## Task
Work out how many lines have "year" in them. Give only that number.

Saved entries
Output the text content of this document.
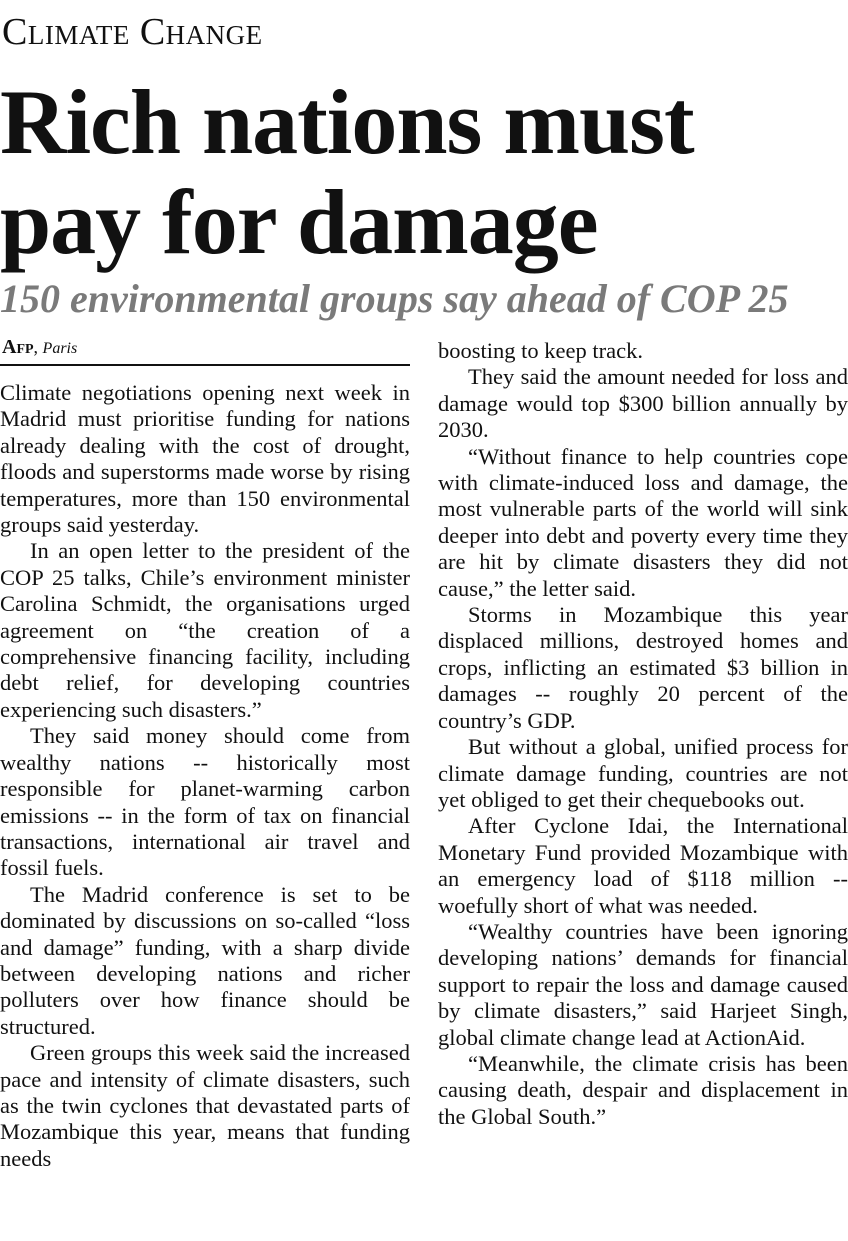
Climate Change
Rich nations must pay for damage
150 environmental groups say ahead of COP 25
Afp, Paris

Climate negotiations opening next week in Madrid must prioritise funding for nations already dealing with the cost of drought, floods and superstorms made worse by rising temperatures, more than 150 environmental groups said yesterday.

In an open letter to the president of the COP 25 talks, Chile’s environment minister Carolina Schmidt, the organisations urged agreement on “the creation of a comprehensive financing facility, including debt relief, for developing countries experiencing such disasters.”

They said money should come from wealthy nations -- historically most responsible for planet-warming carbon emissions -- in the form of tax on financial transactions, international air travel and fossil fuels.

The Madrid conference is set to be dominated by discussions on so-called “loss and damage” funding, with a sharp divide between developing nations and richer polluters over how finance should be structured.

Green groups this week said the increased pace and intensity of climate disasters, such as the twin cyclones that devastated parts of Mozambique this year, means that funding needs

boosting to keep track.

They said the amount needed for loss and damage would top $300 billion annually by 2030.

“Without finance to help countries cope with climate-induced loss and damage, the most vulnerable parts of the world will sink deeper into debt and poverty every time they are hit by climate disasters they did not cause,” the letter said.

Storms in Mozambique this year displaced millions, destroyed homes and crops, inflicting an estimated $3 billion in damages -- roughly 20 percent of the country’s GDP.

But without a global, unified process for climate damage funding, countries are not yet obliged to get their chequebooks out.

After Cyclone Idai, the International Monetary Fund provided Mozambique with an emergency load of $118 million -- woefully short of what was needed.

“Wealthy countries have been ignoring developing nations’ demands for financial support to repair the loss and damage caused by climate disasters,” said Harjeet Singh, global climate change lead at ActionAid.

“Meanwhile, the climate crisis has been causing death, despair and displacement in the Global South.”
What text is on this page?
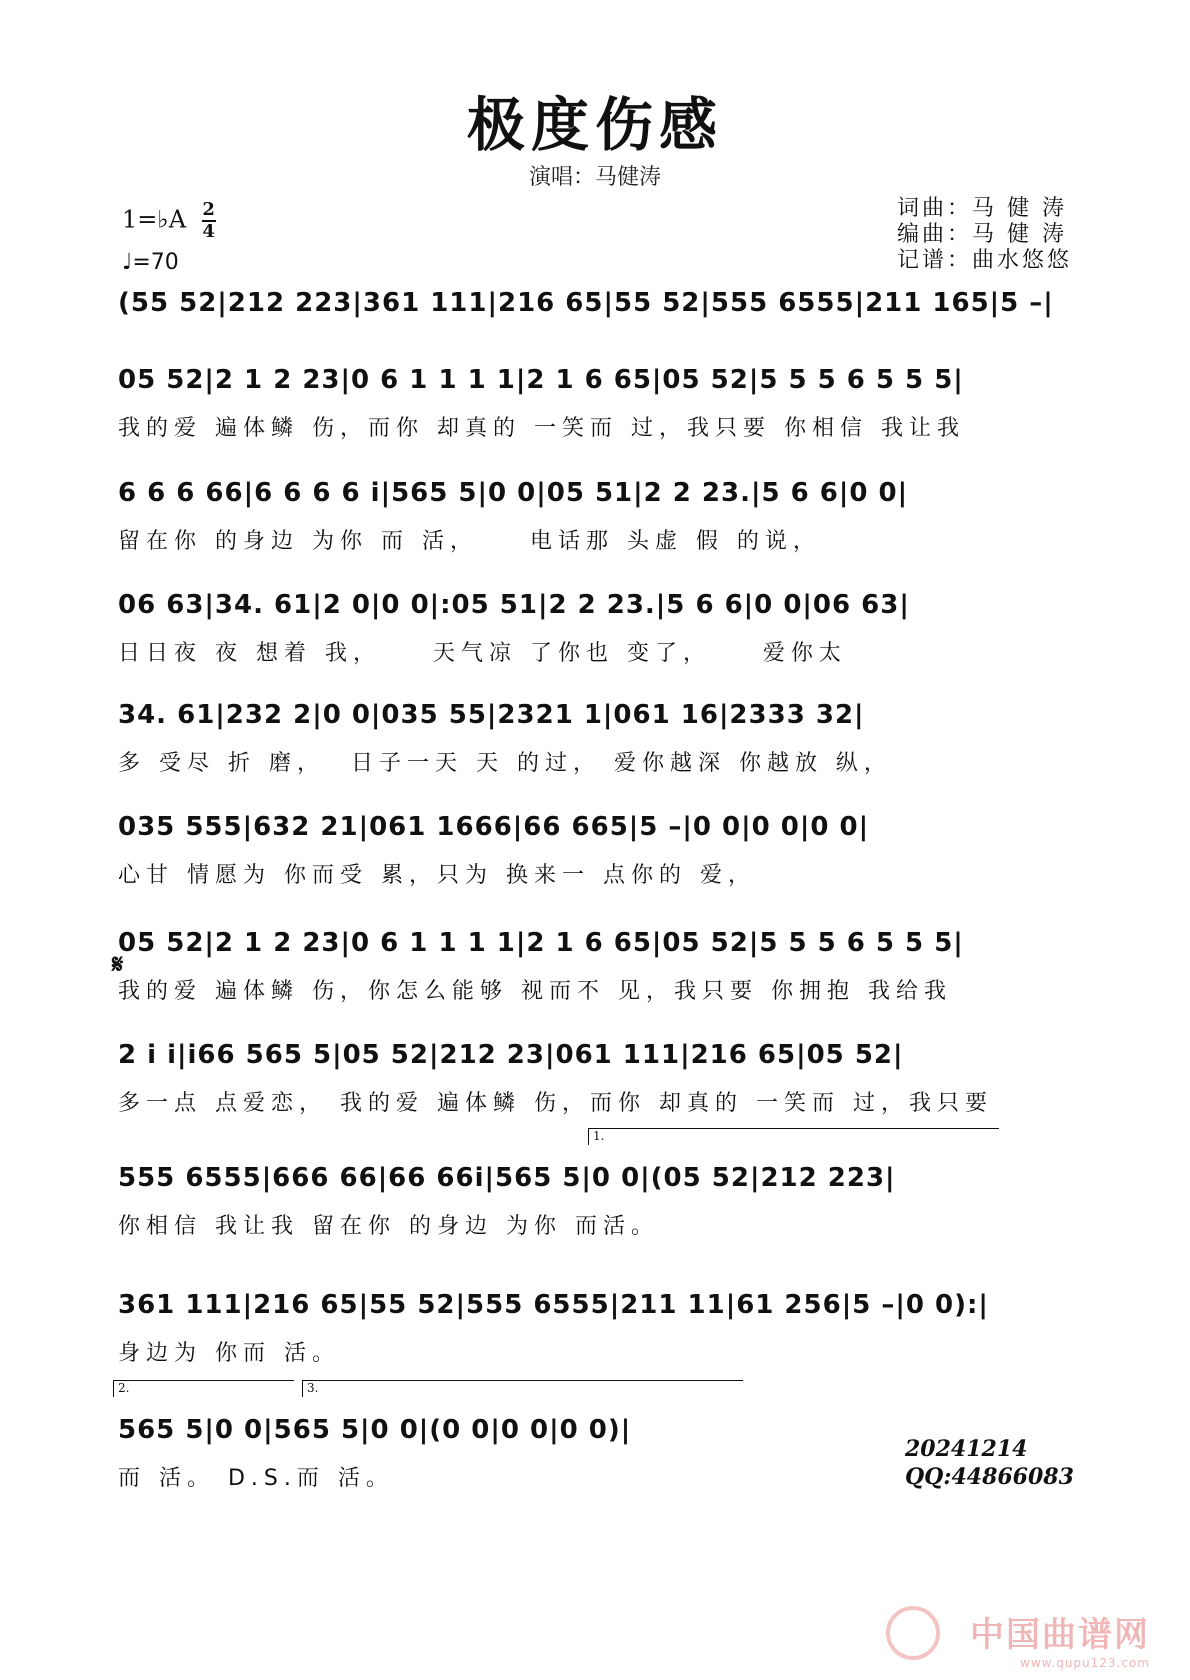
极度伤感
演唱：马健涛
1=♭A $\frac{2}{4}$
♩=70
词曲：马 健 涛
编曲：马 健 涛
记谱：曲水悠悠
𝄋
1.
2.	3.
(55 52|212 223|361 111|216 65|55 52|555 6555|211 165|5 –|
05 52|2 1 2 23|0 6 1 1 1 1|2 1 6 65|05 52|5 5 5 6 5 5 5|
我的爱 遍体鳞 伤，而你 却真的 一笑而 过，我只要 你相信 我让我
6 6 6 66|6 6 6 6 i|565 5|0 0|05 51|2 2 23.|5 6 6|0 0|
留在你 的身边 为你 而 活，    电话那 头虚 假 的说，
06 63|34. 61|2 0|0 0|:05 51|2 2 23.|5 6 6|0 0|06 63|
日日夜 夜 想着 我，    天气凉 了你也 变了，    爱你太
34. 61|232 2|0 0|035 55|2321 1|061 16|2333 32|
多 受尽 折 磨，  日子一天 天 的过， 爱你越深 你越放 纵，
035 555|632 21|061 1666|66 665|5 –|0 0|0 0|0 0|
心甘 情愿为 你而受 累，只为 换来一 点你的 爱，
05 52|2 1 2 23|0 6 1 1 1 1|2 1 6 65|05 52|5 5 5 6 5 5 5|
我的爱 遍体鳞 伤，你怎么能够 视而不 见，我只要 你拥抱 我给我
2 i i|i66 565 5|05 52|212 23|061 111|216 65|05 52|
多一点 点爱恋， 我的爱 遍体鳞 伤，而你 却真的 一笑而 过，我只要
555 6555|666 66|66 66i|565 5|0 0|(05 52|212 223|
你相信 我让我 留在你 的身边 为你 而活。
361 111|216 65|55 52|555 6555|211 11|61 256|5 –|0 0):|
身边为 你而 活。
565 5|0 0|565 5|0 0|(0 0|0 0|0 0)|
而 活。 D.S.而 活。
20241214
QQ:44866083
中国曲谱网
www.qupu123.com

## Task response
2